| Given problem |
Retype the material word for word.
>> begin Dataset
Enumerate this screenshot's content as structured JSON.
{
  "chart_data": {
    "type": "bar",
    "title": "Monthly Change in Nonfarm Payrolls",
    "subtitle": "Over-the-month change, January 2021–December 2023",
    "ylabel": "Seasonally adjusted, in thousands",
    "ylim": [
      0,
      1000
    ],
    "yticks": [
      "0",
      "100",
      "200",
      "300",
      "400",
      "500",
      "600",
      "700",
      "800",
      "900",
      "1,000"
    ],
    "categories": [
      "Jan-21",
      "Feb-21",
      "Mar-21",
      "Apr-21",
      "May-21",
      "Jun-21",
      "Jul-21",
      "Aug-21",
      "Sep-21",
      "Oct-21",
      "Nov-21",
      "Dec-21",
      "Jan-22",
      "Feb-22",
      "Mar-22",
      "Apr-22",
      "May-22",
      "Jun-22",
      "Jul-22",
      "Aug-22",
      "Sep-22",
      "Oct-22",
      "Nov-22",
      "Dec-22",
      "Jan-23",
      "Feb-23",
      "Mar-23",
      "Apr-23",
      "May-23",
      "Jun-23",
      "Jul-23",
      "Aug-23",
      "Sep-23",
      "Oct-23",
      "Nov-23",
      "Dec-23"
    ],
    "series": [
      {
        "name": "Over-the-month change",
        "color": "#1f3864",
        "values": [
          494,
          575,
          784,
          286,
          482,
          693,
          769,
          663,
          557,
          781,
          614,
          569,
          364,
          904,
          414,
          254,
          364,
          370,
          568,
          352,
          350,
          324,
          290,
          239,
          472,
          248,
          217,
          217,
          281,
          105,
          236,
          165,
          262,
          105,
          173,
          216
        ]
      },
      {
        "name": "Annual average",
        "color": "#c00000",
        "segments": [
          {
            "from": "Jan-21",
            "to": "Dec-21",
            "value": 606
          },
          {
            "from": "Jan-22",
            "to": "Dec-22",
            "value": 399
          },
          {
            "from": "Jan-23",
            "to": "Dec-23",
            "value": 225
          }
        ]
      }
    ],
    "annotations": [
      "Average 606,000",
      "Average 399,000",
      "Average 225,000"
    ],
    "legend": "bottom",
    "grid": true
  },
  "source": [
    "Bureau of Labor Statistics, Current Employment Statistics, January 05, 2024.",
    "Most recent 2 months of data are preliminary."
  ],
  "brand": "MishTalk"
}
>> end Dataset
| Correct result |
Enumerate this screenshot's content as structured JSON.
{
  "chart_data": {
    "type": "bar",
    "title": "Monthly Change in Nonfarm Payrolls",
    "subtitle": "Over-the-month change, January 2021–December 2023",
    "ylabel": "Seasonally adjusted, in thousands",
    "ylim": [
      0,
      1000
    ],
    "yticks": [
      "0",
      "100",
      "200",
      "300",
      "400",
      "500",
      "600",
      "700",
      "800",
      "900",
      "1,000"
    ],
    "categories": [
      "Jan-21",
      "Feb-21",
      "Mar-21",
      "Apr-21",
      "May-21",
      "Jun-21",
      "Jul-21",
      "Aug-21",
      "Sep-21",
      "Oct-21",
      "Nov-21",
      "Dec-21",
      "Jan-22",
      "Feb-22",
      "Mar-22",
      "Apr-22",
      "May-22",
      "Jun-22",
      "Jul-22",
      "Aug-22",
      "Sep-22",
      "Oct-22",
      "Nov-22",
      "Dec-22",
      "Jan-23",
      "Feb-23",
      "Mar-23",
      "Apr-23",
      "May-23",
      "Jun-23",
      "Jul-23",
      "Aug-23",
      "Sep-23",
      "Oct-23",
      "Nov-23",
      "Dec-23"
    ],
    "series": [
      {
        "name": "Over-the-month change",
        "color": "#1f3864",
        "values": [
          494,
          575,
          784,
          286,
          482,
          693,
          769,
          663,
          557,
          781,
          614,
          569,
          364,
          904,
          414,
          254,
          364,
          370,
          568,
          352,
          350,
          324,
          290,
          239,
          472,
          248,
          217,
          217,
          281,
          105,
          236,
          165,
          262,
          105,
          173,
          216
        ]
      },
      {
        "name": "Annual average",
        "color": "#c00000",
        "segments": [
          {
            "from": "Jan-21",
            "to": "Dec-21",
            "value": 606
          },
          {
            "from": "Jan-22",
            "to": "Dec-22",
            "value": 399
          },
          {
            "from": "Jan-23",
            "to": "Dec-23",
            "value": 225
          }
        ]
      }
    ],
    "annotations": [
      "Average 606,000",
      "Average 399,000",
      "Average 225,000"
    ],
    "legend": "bottom",
    "grid": true
  },
  "source": [
    "Bureau of Labor Statistics, Current Employment Statistics, January 05, 2024.",
    "Most recent 2 months of data are preliminary."
  ],
  "brand": "MishTalk"
}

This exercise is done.